Stored items
######
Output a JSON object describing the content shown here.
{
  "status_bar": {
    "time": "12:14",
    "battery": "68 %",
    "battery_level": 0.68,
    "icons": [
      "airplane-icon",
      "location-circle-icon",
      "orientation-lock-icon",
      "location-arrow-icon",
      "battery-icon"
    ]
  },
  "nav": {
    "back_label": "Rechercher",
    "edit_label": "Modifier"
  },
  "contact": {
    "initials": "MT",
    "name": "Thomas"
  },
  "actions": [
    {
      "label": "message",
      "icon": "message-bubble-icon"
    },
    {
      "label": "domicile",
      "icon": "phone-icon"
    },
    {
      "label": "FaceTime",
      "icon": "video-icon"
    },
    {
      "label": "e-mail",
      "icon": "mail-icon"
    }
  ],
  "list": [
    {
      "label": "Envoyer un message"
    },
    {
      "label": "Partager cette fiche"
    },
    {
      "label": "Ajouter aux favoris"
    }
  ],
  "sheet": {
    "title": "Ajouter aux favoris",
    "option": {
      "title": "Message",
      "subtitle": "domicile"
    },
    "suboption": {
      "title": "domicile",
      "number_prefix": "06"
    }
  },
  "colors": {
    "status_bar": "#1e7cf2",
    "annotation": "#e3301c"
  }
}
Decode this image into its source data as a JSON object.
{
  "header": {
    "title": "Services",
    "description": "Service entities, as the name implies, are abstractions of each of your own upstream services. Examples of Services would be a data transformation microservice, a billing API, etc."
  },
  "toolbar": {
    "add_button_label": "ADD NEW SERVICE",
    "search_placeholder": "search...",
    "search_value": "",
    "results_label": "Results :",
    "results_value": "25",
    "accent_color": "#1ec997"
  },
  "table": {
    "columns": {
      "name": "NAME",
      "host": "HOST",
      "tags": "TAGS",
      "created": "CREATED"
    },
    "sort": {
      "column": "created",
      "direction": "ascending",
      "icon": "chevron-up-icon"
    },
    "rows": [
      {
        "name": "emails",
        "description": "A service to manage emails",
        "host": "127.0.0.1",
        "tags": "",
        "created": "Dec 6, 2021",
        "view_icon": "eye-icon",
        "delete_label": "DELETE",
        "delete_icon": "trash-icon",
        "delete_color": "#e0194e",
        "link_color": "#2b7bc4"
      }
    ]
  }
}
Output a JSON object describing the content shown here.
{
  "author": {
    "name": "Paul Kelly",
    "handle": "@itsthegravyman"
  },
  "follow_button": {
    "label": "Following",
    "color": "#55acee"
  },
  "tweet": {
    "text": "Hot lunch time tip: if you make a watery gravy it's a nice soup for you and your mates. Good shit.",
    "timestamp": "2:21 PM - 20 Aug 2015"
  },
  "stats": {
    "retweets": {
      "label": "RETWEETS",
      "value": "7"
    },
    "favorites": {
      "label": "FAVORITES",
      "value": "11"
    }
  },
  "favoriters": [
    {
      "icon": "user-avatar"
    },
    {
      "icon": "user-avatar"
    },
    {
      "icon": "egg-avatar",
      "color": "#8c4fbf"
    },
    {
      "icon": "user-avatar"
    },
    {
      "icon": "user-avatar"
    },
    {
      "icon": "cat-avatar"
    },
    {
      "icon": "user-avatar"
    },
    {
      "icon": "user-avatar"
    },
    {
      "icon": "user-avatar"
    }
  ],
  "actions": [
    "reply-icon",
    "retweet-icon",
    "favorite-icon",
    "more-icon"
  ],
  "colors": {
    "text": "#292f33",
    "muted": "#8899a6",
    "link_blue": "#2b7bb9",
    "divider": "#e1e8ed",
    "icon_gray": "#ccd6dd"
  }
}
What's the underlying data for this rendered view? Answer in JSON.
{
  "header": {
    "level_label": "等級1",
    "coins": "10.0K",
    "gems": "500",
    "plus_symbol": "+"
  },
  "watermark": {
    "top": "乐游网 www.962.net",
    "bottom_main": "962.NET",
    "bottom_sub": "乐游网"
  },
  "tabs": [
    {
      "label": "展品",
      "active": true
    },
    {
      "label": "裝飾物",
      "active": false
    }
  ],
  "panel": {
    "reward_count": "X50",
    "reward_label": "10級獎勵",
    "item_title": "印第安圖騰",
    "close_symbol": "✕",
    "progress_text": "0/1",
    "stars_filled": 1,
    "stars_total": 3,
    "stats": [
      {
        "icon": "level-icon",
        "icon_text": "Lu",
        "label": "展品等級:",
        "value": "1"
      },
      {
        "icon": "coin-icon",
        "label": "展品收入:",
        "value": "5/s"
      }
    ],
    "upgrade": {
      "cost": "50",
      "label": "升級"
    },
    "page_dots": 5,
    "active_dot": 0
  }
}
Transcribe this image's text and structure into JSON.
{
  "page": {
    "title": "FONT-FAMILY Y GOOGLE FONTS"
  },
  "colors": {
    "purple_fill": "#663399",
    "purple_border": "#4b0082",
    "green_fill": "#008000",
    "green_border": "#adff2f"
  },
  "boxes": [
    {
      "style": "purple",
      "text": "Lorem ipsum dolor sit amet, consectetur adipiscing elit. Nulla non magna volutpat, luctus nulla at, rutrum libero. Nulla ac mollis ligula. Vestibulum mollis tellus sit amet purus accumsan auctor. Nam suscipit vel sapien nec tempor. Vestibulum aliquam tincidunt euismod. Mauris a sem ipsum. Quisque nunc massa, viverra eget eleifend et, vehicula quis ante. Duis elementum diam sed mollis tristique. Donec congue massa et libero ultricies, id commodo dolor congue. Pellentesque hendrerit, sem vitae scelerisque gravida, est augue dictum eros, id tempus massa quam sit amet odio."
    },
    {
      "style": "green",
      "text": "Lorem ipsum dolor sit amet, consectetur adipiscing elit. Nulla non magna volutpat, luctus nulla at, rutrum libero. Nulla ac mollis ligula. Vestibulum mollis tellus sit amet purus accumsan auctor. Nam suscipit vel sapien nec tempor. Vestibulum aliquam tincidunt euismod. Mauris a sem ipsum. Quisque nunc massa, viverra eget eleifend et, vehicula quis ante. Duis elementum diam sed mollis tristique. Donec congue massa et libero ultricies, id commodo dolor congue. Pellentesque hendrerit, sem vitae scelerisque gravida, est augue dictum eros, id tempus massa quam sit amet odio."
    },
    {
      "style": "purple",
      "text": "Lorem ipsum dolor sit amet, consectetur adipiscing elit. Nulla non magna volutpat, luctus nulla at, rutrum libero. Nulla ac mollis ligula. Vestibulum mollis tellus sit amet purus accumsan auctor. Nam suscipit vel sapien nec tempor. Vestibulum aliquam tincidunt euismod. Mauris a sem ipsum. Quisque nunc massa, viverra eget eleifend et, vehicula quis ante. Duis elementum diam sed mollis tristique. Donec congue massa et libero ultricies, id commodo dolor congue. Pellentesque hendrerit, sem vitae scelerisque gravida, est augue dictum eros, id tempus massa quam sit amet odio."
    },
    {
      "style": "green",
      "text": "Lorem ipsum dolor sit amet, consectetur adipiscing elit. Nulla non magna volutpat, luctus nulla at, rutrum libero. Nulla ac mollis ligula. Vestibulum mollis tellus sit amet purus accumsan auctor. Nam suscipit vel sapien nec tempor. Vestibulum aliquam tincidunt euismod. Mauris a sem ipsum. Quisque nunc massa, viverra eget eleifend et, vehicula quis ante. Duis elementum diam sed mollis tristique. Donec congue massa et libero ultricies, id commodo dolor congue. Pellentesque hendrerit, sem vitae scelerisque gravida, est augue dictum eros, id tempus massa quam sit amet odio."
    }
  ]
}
######
Your answer should be a single number: the count of lines in the data that include the word "name".

5